## WHAT IS ASKED
Report how many lines in the records below contain the word "bars". Give only the number.

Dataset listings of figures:

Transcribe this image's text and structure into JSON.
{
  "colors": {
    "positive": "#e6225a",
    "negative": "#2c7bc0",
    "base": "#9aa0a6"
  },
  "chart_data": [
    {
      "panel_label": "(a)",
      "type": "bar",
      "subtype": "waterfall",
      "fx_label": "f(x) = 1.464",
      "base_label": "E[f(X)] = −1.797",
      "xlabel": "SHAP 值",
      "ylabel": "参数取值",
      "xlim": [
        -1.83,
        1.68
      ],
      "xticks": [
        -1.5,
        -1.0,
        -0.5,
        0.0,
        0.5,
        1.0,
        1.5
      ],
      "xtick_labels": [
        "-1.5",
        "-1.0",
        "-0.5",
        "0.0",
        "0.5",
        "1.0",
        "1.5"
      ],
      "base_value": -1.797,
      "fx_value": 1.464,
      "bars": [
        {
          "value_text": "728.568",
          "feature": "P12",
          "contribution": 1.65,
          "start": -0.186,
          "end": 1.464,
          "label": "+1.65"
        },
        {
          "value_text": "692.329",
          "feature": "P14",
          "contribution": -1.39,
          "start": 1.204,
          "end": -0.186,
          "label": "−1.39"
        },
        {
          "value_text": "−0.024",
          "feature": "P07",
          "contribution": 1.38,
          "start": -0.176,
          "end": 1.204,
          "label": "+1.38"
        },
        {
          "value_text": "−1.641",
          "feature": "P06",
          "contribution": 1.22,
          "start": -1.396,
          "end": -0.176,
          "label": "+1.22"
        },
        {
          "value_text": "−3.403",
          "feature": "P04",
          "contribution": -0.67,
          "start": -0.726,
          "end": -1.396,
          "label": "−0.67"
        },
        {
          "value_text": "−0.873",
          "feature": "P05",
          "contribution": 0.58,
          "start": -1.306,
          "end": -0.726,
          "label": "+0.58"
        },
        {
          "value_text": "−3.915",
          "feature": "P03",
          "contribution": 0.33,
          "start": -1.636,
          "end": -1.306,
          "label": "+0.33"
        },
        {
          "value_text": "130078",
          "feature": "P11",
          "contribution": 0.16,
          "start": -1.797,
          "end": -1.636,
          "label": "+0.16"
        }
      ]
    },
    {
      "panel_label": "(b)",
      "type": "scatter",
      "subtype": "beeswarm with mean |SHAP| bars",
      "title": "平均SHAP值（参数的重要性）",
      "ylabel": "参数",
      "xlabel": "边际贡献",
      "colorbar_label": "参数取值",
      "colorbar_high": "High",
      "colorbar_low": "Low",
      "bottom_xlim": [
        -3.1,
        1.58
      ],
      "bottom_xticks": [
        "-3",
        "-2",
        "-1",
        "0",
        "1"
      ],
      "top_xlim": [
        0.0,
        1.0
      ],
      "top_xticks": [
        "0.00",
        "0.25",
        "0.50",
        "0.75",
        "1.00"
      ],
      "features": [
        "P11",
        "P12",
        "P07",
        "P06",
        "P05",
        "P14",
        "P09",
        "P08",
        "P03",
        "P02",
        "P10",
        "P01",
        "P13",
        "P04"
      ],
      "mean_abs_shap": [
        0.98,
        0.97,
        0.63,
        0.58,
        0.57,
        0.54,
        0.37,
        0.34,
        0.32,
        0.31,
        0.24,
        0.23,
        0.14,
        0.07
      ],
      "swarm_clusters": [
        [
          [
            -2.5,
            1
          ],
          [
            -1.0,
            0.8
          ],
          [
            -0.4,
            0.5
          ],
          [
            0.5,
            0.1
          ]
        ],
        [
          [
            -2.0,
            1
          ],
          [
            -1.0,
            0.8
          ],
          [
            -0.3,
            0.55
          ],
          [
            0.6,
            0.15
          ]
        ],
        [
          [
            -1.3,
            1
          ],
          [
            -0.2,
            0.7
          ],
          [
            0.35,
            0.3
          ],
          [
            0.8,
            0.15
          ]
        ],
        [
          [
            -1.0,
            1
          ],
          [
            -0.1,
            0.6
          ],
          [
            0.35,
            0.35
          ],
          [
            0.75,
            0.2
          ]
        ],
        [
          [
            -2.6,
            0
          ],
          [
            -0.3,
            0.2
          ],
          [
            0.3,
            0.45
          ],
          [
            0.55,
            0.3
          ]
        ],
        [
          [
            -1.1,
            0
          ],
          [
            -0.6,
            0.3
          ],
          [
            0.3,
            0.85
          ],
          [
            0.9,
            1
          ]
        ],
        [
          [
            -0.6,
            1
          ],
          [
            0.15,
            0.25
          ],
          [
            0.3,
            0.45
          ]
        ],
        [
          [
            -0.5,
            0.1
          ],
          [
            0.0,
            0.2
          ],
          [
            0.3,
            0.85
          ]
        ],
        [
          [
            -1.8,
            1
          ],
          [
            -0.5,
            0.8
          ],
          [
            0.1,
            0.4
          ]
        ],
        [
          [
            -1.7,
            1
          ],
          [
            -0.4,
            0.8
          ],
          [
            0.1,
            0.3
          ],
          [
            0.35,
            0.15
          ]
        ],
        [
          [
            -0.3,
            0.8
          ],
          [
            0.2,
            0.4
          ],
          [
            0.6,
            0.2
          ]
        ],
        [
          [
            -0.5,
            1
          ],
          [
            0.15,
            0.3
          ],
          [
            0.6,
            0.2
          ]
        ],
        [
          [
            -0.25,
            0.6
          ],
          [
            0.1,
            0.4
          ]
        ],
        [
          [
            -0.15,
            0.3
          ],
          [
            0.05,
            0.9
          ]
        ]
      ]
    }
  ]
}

---

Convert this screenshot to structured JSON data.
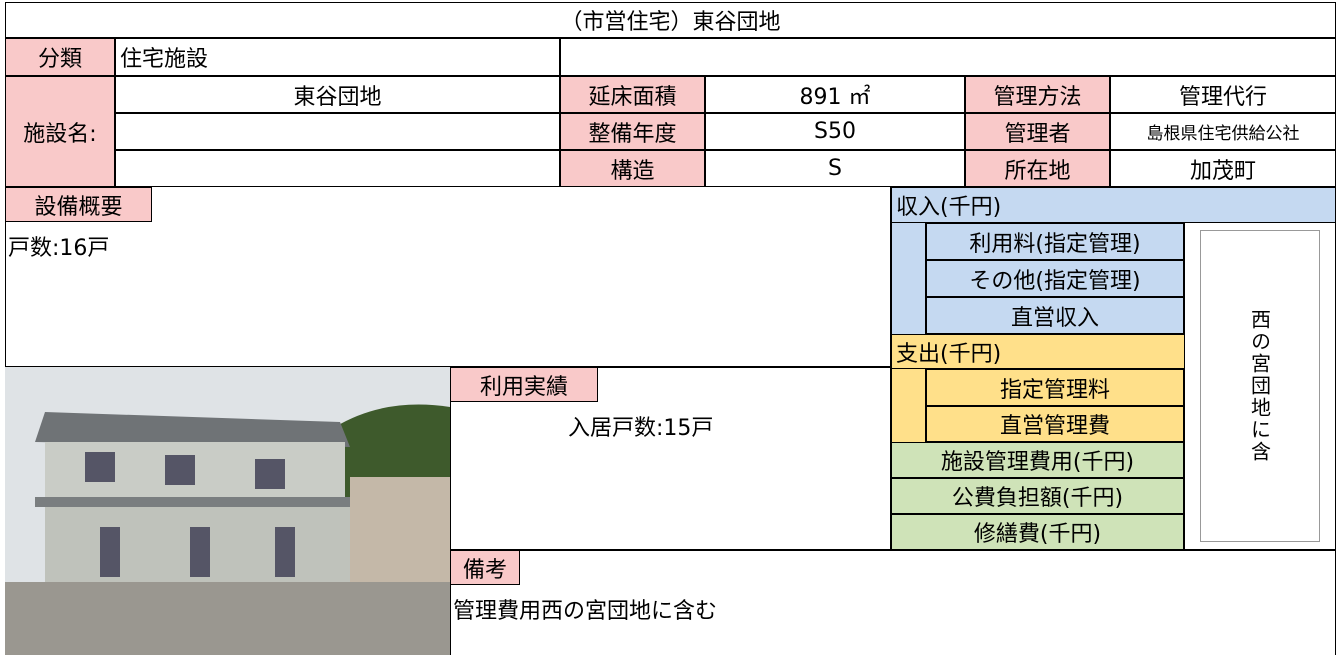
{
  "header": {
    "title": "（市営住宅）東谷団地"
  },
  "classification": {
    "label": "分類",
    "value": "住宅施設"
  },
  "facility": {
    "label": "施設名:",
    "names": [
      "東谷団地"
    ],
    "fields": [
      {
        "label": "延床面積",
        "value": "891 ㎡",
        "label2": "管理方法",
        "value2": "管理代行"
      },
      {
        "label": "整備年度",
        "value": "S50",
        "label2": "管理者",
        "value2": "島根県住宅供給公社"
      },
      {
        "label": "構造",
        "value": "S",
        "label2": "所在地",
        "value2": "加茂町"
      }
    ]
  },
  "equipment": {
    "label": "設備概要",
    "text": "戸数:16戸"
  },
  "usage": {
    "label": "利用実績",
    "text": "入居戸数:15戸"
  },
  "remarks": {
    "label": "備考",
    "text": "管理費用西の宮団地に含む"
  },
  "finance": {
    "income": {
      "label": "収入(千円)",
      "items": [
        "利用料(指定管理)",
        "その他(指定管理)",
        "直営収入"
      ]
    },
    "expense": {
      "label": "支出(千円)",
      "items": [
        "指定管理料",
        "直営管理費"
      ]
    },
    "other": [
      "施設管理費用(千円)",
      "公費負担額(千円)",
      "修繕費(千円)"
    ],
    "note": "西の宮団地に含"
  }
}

## TASK SOLUTION
2